PROBLEM
Working through the lines below, return each one that holds "tests".

INPUT DATA
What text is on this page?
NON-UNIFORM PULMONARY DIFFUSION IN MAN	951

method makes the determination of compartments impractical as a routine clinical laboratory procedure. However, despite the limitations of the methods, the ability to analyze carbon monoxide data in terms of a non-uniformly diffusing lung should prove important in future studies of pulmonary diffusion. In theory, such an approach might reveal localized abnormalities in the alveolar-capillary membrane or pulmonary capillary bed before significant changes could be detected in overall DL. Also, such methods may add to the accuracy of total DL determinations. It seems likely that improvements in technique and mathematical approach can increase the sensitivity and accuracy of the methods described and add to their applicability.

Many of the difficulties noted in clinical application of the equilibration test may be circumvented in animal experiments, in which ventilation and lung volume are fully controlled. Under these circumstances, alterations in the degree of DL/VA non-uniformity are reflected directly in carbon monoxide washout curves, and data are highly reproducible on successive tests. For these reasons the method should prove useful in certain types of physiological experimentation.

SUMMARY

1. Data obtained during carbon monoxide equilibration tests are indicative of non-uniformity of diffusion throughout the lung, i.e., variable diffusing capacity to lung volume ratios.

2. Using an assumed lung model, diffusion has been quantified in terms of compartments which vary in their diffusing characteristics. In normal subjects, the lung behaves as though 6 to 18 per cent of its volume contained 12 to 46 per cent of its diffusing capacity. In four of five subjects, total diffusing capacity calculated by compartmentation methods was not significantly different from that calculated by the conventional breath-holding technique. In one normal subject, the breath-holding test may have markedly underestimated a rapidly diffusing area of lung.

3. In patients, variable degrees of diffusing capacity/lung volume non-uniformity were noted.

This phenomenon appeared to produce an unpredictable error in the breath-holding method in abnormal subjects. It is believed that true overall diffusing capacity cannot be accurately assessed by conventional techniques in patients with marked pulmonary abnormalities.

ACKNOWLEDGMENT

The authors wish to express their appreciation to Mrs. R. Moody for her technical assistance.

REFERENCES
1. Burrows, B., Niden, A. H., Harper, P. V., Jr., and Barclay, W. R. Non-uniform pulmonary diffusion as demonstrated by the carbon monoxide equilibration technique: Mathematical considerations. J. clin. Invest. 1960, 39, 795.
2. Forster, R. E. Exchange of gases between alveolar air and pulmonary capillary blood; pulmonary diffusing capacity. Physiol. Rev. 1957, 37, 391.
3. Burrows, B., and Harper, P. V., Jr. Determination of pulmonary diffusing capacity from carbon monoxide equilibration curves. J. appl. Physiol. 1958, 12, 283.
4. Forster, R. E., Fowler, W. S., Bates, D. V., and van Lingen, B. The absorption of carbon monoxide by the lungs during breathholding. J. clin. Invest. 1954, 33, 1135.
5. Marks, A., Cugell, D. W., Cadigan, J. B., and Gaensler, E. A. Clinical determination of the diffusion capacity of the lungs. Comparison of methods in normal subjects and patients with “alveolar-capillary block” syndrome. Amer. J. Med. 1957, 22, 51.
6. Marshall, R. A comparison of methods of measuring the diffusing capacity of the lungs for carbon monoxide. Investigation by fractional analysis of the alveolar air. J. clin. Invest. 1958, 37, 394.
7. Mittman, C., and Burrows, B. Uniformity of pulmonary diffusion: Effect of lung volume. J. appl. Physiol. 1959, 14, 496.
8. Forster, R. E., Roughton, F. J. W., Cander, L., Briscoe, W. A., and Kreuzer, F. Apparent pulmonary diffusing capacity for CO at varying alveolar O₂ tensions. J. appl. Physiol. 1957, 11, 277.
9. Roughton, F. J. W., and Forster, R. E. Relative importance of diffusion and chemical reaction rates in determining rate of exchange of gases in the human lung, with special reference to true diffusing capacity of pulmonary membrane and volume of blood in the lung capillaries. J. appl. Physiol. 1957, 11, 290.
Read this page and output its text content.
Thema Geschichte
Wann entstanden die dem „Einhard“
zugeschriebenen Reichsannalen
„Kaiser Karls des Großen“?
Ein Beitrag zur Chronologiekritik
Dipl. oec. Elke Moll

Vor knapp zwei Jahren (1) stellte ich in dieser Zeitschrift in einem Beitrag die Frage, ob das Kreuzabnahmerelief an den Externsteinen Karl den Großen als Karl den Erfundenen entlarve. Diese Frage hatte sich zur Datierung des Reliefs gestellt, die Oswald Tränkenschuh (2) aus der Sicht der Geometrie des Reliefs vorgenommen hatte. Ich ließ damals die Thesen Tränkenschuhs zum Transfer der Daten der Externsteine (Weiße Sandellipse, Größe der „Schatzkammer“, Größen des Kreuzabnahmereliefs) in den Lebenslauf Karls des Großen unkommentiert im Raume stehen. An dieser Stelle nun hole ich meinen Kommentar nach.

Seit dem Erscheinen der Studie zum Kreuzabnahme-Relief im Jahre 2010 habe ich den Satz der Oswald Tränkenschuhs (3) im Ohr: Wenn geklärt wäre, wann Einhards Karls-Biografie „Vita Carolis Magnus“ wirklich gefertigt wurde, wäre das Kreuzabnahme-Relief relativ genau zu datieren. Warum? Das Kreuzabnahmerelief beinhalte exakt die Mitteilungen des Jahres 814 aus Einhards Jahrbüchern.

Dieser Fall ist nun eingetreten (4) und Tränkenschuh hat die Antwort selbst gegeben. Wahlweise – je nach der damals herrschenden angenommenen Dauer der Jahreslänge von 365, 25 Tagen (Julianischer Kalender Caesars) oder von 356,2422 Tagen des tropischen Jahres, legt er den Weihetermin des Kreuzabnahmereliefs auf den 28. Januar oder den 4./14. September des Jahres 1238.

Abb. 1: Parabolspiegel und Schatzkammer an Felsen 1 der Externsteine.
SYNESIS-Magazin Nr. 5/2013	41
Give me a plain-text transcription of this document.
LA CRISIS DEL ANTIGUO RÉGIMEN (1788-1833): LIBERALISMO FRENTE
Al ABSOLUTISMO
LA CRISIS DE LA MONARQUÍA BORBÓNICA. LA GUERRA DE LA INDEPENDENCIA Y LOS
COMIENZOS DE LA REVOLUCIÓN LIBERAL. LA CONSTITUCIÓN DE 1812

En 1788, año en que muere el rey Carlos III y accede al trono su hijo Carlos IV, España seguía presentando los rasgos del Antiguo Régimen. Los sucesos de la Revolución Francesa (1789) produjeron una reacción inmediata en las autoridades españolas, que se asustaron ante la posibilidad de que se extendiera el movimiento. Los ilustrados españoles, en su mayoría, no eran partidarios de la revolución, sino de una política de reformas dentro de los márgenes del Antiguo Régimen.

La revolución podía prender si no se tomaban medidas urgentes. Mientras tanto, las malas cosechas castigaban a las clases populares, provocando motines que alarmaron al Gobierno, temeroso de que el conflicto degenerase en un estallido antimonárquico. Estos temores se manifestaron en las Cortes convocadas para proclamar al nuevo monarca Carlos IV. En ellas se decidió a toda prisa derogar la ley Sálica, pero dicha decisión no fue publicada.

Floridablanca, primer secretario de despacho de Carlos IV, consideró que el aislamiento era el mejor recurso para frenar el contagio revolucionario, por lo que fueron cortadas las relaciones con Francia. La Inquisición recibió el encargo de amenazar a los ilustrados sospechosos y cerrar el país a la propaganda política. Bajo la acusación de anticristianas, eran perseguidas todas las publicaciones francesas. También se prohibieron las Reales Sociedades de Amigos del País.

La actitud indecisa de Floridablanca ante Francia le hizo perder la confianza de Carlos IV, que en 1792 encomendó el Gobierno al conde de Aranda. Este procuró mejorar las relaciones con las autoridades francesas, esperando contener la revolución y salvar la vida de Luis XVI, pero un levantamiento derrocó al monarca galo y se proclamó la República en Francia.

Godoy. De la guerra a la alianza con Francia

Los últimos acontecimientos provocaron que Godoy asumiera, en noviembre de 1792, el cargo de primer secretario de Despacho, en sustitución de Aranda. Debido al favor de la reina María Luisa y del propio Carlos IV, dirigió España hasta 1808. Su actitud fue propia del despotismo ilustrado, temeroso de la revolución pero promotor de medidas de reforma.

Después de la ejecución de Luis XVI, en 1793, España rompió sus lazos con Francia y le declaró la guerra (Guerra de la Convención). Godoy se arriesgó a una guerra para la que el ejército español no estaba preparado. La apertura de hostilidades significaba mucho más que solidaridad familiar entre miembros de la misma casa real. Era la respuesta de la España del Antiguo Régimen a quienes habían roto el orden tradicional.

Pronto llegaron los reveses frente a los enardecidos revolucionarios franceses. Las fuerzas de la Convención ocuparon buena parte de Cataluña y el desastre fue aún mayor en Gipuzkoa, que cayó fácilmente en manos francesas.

SOLUTION TO THIS PROBLEM
Many of the difficulties noted in clinical application of the equilibration test may be circumvented in animal experiments, in which ventilation and lung volume are fully controlled. Under these circumstances, alterations in the degree of DL/VA non-uniformity are reflected directly in carbon monoxide washout curves, and data are highly reproducible on successive tests. For these reasons the method should prove useful in certain types of physiological experimentation.
1. Data obtained during carbon monoxide equilibration tests are indicative of non-uniformity of diffusion throughout the lung, i.e., variable diffusing capacity to lung volume ratios.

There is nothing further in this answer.